*Your task*:
Only the lines from the one containing "Convert this screenshot" through the end of the material are to be echoed, each exactly as it appears.

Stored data
>> BEGIN
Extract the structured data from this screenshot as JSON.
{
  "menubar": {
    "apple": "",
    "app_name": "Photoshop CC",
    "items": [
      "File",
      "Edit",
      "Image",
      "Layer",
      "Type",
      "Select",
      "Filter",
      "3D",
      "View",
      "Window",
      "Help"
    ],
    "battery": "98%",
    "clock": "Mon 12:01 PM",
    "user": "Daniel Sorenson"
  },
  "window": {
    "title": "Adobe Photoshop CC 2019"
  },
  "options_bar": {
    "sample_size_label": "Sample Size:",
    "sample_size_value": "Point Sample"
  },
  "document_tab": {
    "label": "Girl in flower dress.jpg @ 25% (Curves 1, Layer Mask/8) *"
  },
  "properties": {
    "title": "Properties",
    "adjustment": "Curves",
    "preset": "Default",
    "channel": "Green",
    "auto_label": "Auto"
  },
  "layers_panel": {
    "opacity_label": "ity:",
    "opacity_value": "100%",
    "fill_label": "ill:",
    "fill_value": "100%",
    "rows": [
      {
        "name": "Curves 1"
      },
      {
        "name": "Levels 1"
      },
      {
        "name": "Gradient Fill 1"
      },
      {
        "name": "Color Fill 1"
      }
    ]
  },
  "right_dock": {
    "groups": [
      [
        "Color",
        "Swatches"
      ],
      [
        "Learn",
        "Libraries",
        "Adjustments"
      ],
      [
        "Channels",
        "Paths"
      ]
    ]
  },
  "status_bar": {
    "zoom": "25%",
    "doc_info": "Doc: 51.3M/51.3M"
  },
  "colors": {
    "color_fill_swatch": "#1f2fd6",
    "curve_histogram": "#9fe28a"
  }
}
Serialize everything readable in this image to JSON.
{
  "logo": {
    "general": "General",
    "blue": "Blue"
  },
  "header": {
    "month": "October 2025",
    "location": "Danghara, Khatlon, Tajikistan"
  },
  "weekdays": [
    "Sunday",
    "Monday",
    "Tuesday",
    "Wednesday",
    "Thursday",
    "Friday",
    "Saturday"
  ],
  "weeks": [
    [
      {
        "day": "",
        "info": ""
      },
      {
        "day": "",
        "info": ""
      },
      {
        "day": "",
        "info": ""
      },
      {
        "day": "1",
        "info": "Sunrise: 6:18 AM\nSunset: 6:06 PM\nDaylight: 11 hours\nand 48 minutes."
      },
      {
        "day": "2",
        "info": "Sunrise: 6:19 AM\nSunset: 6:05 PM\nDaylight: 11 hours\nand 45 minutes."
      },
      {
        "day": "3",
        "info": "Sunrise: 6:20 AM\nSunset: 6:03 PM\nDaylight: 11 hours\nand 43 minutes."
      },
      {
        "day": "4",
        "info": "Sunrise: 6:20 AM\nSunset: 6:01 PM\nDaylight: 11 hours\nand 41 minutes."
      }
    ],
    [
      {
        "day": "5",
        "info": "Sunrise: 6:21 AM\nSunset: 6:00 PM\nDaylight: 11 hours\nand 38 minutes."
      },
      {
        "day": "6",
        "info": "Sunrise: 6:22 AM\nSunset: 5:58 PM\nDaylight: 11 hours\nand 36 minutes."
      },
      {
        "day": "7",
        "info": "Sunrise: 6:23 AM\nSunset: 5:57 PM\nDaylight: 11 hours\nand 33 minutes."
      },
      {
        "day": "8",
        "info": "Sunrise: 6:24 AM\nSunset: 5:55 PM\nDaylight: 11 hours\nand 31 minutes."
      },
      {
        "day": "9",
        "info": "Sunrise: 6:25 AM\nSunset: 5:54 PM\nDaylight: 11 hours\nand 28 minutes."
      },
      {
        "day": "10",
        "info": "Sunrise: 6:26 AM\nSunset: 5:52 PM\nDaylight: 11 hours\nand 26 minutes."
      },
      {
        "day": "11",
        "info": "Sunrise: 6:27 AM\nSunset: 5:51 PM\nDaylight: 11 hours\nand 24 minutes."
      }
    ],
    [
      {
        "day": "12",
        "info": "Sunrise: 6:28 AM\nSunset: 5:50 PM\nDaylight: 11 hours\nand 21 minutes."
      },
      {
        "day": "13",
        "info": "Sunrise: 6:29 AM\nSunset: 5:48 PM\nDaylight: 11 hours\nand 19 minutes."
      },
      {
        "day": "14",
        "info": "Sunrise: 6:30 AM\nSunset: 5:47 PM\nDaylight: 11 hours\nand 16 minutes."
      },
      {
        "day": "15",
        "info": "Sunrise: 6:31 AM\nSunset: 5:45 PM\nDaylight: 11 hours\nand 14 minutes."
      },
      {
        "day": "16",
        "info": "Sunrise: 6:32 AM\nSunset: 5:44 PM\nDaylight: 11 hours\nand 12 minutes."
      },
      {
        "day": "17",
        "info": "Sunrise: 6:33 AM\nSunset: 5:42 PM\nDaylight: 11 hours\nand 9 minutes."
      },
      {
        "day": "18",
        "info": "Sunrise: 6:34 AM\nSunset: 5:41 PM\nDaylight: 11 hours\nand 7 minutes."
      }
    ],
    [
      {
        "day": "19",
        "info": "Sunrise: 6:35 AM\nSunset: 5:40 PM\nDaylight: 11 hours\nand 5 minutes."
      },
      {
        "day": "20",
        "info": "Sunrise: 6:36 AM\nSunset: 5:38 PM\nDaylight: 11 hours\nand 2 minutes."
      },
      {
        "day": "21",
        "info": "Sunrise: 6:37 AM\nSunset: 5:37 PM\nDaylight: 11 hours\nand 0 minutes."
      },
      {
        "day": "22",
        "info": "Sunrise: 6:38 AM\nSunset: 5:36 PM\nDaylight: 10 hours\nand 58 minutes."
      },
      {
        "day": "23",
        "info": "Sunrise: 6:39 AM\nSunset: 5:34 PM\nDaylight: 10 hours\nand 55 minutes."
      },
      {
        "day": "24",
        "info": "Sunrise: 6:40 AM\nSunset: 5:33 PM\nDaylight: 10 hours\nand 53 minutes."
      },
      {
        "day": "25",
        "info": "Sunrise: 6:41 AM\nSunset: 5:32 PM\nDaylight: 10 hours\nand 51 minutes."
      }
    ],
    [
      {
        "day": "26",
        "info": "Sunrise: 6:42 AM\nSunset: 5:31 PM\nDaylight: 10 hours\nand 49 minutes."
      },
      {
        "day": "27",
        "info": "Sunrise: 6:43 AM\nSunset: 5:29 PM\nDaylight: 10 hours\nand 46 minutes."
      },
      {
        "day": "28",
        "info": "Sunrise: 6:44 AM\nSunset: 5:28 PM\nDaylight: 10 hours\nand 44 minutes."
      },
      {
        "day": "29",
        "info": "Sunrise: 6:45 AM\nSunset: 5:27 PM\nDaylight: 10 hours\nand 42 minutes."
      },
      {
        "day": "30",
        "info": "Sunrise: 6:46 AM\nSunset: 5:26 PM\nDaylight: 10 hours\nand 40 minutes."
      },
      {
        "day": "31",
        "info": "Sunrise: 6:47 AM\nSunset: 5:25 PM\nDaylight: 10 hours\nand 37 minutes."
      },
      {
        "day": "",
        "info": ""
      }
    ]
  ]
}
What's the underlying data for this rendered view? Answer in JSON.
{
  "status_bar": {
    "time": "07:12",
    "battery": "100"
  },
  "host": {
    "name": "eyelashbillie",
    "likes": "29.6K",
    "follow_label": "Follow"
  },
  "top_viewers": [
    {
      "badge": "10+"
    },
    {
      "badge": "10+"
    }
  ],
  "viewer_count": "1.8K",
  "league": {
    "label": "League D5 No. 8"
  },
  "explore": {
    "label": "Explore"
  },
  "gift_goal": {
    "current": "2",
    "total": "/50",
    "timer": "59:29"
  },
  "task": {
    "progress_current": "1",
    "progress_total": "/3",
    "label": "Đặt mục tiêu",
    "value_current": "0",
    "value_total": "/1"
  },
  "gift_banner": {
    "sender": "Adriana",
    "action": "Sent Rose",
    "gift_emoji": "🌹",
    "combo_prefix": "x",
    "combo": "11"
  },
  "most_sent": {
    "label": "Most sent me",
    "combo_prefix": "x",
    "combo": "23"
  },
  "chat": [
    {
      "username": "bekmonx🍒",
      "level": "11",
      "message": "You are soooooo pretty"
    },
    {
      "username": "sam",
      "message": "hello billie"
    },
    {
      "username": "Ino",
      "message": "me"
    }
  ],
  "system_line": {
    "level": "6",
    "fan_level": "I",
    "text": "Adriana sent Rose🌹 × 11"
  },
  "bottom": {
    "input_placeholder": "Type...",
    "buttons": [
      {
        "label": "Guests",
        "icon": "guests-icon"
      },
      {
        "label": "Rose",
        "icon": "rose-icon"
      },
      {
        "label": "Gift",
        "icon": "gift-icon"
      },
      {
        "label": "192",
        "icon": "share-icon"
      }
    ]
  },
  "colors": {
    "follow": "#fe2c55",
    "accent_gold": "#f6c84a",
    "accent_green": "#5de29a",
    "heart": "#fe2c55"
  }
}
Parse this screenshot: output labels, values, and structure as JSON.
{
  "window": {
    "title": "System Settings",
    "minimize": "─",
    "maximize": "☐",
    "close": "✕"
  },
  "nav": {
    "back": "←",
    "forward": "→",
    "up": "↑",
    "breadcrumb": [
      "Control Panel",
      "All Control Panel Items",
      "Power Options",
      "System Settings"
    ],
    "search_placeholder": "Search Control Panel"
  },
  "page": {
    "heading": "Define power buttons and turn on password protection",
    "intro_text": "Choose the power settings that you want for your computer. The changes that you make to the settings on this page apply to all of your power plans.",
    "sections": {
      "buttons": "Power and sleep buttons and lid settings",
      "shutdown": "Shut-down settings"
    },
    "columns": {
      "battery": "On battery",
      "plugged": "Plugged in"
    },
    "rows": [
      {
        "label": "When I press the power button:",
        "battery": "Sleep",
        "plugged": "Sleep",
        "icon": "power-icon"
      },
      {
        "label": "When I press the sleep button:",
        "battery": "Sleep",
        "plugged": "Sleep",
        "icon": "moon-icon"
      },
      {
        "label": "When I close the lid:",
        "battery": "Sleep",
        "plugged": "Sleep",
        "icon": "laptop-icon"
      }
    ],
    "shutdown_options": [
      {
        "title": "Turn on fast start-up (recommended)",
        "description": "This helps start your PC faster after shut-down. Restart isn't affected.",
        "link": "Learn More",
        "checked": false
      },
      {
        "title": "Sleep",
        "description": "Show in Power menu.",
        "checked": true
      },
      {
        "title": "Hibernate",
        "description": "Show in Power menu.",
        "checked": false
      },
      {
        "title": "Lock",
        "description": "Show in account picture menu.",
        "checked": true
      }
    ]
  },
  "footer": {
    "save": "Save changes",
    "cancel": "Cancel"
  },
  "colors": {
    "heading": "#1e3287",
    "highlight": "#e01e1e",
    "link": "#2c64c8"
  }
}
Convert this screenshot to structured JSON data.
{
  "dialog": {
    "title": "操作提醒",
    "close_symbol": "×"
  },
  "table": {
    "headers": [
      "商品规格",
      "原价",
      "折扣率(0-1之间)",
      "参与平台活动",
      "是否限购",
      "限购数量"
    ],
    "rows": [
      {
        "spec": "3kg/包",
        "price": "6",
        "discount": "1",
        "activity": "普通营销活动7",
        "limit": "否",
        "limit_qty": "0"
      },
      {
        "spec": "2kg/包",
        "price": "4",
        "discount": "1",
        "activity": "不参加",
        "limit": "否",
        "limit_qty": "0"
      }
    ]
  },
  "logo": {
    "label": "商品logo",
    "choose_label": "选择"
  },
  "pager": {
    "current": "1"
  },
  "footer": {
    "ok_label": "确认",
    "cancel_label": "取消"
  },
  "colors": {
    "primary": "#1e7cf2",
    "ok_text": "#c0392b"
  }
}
>> END
*Solution to the exercise*:
Convert this screenshot to structured JSON data.
{
  "dialog": {
    "title": "操作提醒",
    "close_symbol": "×"
  },
  "table": {
    "headers": [
      "商品规格",
      "原价",
      "折扣率(0-1之间)",
      "参与平台活动",
      "是否限购",
      "限购数量"
    ],
    "rows": [
      {
        "spec": "3kg/包",
        "price": "6",
        "discount": "1",
        "activity": "普通营销活动7",
        "limit": "否",
        "limit_qty": "0"
      },
      {
        "spec": "2kg/包",
        "price": "4",
        "discount": "1",
        "activity": "不参加",
        "limit": "否",
        "limit_qty": "0"
      }
    ]
  },
  "logo": {
    "label": "商品logo",
    "choose_label": "选择"
  },
  "pager": {
    "current": "1"
  },
  "footer": {
    "ok_label": "确认",
    "cancel_label": "取消"
  },
  "colors": {
    "primary": "#1e7cf2",
    "ok_text": "#c0392b"
  }
}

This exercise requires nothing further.